• _INSTRUCTIONS TO FOLLOW_
Pull out every line below that holds the word "JSON".

[Dataset items]
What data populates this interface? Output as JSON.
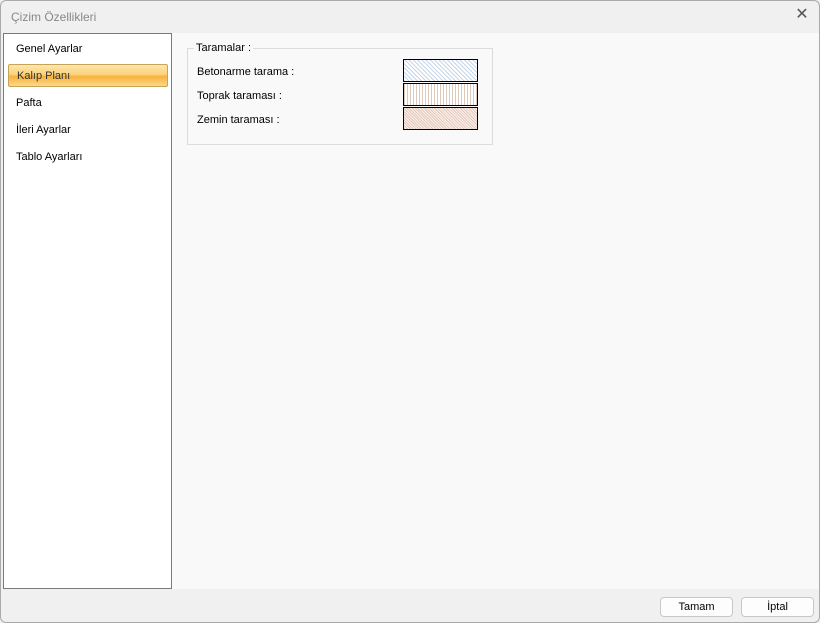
{
  "window": {
    "title": "Çizim Özellikleri",
    "close_icon": "close-icon"
  },
  "sidebar": {
    "items": [
      {
        "label": "Genel Ayarlar",
        "selected": false
      },
      {
        "label": "Kalıp Planı",
        "selected": true
      },
      {
        "label": "Pafta",
        "selected": false
      },
      {
        "label": "İleri Ayarlar",
        "selected": false
      },
      {
        "label": "Tablo Ayarları",
        "selected": false
      }
    ]
  },
  "main": {
    "group_title": "Taramalar :",
    "rows": [
      {
        "label": "Betonarme tarama :"
      },
      {
        "label": "Toprak taraması :"
      },
      {
        "label": "Zemin taraması :"
      }
    ]
  },
  "footer": {
    "ok_label": "Tamam",
    "cancel_label": "İptal"
  }
}
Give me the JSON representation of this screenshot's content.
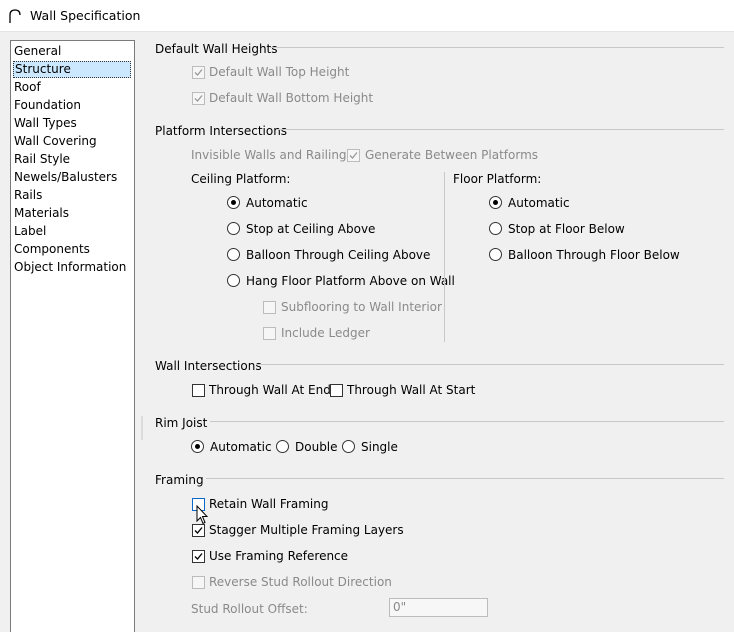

• _CORRECT OUTPUT_
What data populates this interface? Output as JSON.
Give me the JSON representation of this screenshot's content.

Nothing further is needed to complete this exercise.